* Given task: Copy every line in the records below that contains the word "true".
..............................
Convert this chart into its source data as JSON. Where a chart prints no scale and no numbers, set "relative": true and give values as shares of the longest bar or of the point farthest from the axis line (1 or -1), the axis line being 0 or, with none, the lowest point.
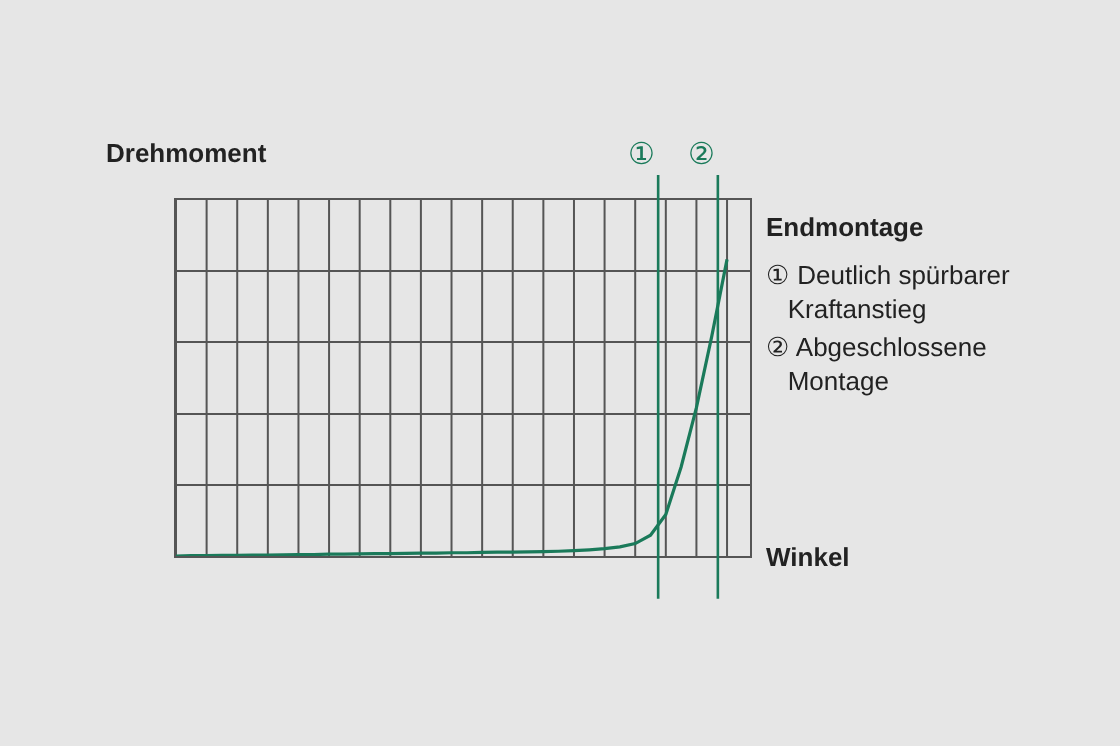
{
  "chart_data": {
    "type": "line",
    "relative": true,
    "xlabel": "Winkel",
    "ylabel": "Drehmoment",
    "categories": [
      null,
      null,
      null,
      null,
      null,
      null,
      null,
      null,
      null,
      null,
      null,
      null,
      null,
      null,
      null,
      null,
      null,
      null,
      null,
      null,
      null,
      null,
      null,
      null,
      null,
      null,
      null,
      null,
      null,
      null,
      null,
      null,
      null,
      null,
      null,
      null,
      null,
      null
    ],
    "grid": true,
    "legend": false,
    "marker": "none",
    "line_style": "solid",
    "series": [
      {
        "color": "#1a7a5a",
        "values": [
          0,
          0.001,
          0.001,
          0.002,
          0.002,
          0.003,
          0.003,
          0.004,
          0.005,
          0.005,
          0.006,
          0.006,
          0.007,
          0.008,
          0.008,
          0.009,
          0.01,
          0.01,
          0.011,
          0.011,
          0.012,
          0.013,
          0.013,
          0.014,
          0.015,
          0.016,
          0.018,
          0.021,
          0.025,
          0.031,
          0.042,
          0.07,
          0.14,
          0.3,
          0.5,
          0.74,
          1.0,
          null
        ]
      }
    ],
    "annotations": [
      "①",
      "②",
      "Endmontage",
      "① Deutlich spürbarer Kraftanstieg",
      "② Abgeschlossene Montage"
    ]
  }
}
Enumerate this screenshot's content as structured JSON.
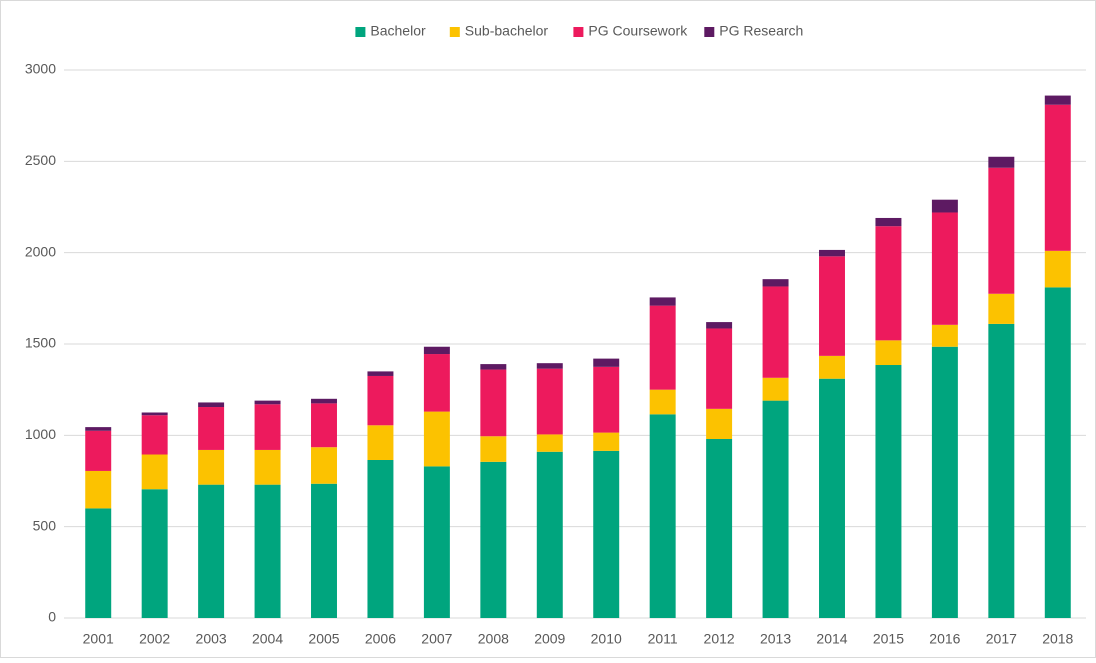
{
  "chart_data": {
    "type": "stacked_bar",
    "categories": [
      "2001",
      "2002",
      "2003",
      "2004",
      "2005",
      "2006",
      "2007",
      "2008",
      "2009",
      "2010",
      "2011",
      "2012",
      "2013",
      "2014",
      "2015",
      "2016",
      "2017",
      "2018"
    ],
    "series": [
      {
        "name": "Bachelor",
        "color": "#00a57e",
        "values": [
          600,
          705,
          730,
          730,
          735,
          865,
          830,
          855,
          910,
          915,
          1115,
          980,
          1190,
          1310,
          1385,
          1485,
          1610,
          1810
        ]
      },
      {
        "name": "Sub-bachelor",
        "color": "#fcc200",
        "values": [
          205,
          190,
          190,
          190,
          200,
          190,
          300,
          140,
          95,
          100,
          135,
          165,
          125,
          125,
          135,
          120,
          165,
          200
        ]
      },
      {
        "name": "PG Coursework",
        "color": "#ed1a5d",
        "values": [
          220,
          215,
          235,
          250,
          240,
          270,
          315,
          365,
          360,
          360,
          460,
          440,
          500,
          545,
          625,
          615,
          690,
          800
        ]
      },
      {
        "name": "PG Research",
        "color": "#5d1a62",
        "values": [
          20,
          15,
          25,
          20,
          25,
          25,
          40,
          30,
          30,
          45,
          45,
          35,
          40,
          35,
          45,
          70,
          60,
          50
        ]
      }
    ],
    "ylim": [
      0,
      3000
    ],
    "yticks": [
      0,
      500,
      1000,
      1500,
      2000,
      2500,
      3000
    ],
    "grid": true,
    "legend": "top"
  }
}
..............................
* Worked solution:
Convert this chart into its source data as JSON. Where a chart prints no scale and no numbers, set "relative": true and give values as shares of the longest bar or of the point farthest from the axis line (1 or -1), the axis line being 0 or, with none, the lowest point.
    "relative": true,
    "grid": true,
    "grid": true,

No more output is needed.